READING TEXT:
↓
WikiProject Templates and Versioning. You assign a WikiProject. Your students create a WikiSite. Give them a jump start — a basic template they can update with text, video, audio, and so on. As the teacher, you can see which students made changes and roll back to earlier versions of a WikiSite.

Discussion Enhancements. With so many topics and responses, surely there must be a way to read them easily! These improvements are coming down the line:

  • New threaded discussions view
  • Subject lines on posts
  • Filter and search
  • Faster performance

If your school subscribes to:

  • TurnItIn…make use of their anti-plagiarism and notation tools.
  • Jigsaw Webconference or Adobe Connect…use their tightly integrated webconferencing services.
  • Google Apps for Education…use Gmail instead of Haiku Inbox for your intraclass communications and Google Calendar to add events to your Haiku class (and vice versa).

Oh, and you can have multiple calendars in each class, too! (And for those of you using iCal, integration is on the way.)

Domain Control Application Tab. Domain Administrators can easily turn on and configure third party services like SIS integration from the Domain Control.

Organizational Admins. When you have multiple organizations, you need a way to give someone the ability to control one or some, but not all of them. Enter the Organizational Admin, which limits the person to working with a particular set of users.

Class Statistics Enhancements. Get your stats faster and fancier. The data loads quickly and displays in an attractive graph so you can get the whole picture. And those graphs are generated in HTML5 so they’re available on mobile devices!

Under the hood. Our hardware infrastructure will receive attention to improve redundancy, speed, and robustness.

We plotted our path in a spirit of collaboration.

Deciding how to advance Haiku is an intensive process. Previous years’ intelligence gives us a general direction, and as we gather feedback from our teachers, administrators, students, and parents we track trends in education. We sift through every single entry in our UserVoice feedback forum. We identify themes. We shoulder-tap educators.
↑
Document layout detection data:
↓
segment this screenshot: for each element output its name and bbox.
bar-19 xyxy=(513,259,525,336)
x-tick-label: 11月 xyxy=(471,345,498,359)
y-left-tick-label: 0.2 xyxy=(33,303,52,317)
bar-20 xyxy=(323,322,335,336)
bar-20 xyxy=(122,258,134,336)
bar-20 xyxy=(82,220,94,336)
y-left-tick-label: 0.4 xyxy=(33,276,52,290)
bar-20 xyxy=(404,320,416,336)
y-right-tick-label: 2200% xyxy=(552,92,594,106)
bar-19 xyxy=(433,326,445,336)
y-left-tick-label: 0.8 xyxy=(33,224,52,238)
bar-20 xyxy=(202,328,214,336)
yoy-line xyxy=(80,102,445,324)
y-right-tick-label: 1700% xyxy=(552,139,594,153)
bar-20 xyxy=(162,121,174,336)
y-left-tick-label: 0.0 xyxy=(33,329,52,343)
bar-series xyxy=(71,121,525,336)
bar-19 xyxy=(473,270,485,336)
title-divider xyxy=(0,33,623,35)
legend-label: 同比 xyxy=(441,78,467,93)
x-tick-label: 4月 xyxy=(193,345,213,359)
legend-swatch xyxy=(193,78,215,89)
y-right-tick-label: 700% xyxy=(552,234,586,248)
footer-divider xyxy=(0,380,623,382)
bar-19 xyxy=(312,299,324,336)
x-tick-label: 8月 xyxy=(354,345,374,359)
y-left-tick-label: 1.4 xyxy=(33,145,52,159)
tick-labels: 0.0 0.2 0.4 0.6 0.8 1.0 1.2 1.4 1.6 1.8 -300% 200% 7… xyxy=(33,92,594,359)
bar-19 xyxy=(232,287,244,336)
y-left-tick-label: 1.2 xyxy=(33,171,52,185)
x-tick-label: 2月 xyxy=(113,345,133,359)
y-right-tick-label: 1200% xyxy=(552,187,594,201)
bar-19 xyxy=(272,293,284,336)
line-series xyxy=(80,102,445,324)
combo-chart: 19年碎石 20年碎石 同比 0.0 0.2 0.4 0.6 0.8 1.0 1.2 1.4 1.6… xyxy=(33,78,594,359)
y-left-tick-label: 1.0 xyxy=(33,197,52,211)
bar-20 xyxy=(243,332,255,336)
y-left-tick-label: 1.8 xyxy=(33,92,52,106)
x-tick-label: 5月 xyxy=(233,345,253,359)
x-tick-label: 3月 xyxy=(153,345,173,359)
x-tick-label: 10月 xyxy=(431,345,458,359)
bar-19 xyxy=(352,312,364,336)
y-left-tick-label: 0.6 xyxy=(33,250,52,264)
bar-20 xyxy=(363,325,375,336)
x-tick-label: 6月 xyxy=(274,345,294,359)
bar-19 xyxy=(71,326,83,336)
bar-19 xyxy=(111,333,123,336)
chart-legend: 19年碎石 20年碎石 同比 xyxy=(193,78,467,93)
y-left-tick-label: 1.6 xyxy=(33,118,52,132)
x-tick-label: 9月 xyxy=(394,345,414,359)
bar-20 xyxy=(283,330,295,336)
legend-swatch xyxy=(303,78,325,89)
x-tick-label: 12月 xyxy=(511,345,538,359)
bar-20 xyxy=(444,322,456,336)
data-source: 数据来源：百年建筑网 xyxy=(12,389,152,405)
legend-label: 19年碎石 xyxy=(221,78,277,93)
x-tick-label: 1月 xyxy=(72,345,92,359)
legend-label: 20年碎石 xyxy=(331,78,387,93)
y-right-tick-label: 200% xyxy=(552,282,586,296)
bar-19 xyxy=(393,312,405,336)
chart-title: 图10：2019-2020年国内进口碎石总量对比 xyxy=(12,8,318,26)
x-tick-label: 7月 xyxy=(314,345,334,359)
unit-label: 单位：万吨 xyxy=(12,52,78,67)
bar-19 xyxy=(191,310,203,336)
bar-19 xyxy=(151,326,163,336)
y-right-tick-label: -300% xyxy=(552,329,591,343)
↑
In the Haiku announcement, why are the class statistics graphs generated in HTML5? Answer in one to three sentences. These records come from a separate source.

The graphs are generated in HTML5 so they are available on mobile devices.